Instructions to follow -
Provide the number of lines where the word "leaves" occurs, and no other text.

Data lines -
=-=-=

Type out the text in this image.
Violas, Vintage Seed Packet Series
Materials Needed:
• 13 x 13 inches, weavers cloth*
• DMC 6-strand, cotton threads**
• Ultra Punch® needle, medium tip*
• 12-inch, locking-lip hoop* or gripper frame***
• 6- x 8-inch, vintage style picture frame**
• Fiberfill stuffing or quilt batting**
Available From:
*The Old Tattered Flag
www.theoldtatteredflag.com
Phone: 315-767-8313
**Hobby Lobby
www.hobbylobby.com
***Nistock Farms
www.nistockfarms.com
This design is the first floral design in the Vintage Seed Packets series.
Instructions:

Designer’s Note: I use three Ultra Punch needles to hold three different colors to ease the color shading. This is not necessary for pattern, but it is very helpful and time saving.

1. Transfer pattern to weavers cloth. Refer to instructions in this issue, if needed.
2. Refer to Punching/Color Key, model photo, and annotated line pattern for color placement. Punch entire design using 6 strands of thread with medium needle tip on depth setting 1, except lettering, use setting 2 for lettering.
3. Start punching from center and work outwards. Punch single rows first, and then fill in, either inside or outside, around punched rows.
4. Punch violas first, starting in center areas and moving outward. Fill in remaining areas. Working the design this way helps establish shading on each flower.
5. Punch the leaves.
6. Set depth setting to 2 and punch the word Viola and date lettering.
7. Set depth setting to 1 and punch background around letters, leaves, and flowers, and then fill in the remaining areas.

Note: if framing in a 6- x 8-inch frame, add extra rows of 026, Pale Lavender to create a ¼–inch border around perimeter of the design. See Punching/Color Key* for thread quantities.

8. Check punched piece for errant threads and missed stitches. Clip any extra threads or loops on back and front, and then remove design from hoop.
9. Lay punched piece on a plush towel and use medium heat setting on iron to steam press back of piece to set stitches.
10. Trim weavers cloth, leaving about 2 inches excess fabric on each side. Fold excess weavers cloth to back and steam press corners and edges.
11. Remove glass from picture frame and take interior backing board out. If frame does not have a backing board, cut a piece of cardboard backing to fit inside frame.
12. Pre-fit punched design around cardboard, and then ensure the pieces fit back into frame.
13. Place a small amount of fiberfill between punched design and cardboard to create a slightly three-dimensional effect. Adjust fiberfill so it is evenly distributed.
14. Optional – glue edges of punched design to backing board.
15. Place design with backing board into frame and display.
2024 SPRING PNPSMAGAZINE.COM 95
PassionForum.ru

=-=-=

Written reply -
2